--- Start Records supplied ---

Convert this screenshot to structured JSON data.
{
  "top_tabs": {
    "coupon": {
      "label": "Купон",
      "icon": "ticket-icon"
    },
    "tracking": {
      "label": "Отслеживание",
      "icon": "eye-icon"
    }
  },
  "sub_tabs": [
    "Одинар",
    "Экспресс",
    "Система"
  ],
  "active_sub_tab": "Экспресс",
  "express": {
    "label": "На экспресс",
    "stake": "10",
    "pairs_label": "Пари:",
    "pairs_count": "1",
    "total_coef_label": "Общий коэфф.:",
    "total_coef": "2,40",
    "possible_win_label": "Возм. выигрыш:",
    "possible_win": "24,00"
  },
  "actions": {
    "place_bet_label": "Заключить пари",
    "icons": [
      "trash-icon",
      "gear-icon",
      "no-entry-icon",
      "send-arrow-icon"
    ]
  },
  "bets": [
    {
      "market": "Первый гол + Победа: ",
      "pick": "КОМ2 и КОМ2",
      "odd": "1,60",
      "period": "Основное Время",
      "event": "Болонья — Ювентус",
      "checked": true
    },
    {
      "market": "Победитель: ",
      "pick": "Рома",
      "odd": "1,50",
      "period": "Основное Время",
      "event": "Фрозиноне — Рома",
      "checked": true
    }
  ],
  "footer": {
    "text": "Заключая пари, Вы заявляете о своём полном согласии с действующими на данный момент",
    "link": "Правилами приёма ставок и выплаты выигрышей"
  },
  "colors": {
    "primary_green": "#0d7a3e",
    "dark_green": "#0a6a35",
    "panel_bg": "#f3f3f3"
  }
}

--- End Records supplied ---

Stated goal.
Write out every entry exactly as given.

Solution for this exercise.
Convert this screenshot to structured JSON data.
{
  "top_tabs": {
    "coupon": {
      "label": "Купон",
      "icon": "ticket-icon"
    },
    "tracking": {
      "label": "Отслеживание",
      "icon": "eye-icon"
    }
  },
  "sub_tabs": [
    "Одинар",
    "Экспресс",
    "Система"
  ],
  "active_sub_tab": "Экспресс",
  "express": {
    "label": "На экспресс",
    "stake": "10",
    "pairs_label": "Пари:",
    "pairs_count": "1",
    "total_coef_label": "Общий коэфф.:",
    "total_coef": "2,40",
    "possible_win_label": "Возм. выигрыш:",
    "possible_win": "24,00"
  },
  "actions": {
    "place_bet_label": "Заключить пари",
    "icons": [
      "trash-icon",
      "gear-icon",
      "no-entry-icon",
      "send-arrow-icon"
    ]
  },
  "bets": [
    {
      "market": "Первый гол + Победа: ",
      "pick": "КОМ2 и КОМ2",
      "odd": "1,60",
      "period": "Основное Время",
      "event": "Болонья — Ювентус",
      "checked": true
    },
    {
      "market": "Победитель: ",
      "pick": "Рома",
      "odd": "1,50",
      "period": "Основное Время",
      "event": "Фрозиноне — Рома",
      "checked": true
    }
  ],
  "footer": {
    "text": "Заключая пари, Вы заявляете о своём полном согласии с действующими на данный момент",
    "link": "Правилами приёма ставок и выплаты выигрышей"
  },
  "colors": {
    "primary_green": "#0d7a3e",
    "dark_green": "#0a6a35",
    "panel_bg": "#f3f3f3"
  }
}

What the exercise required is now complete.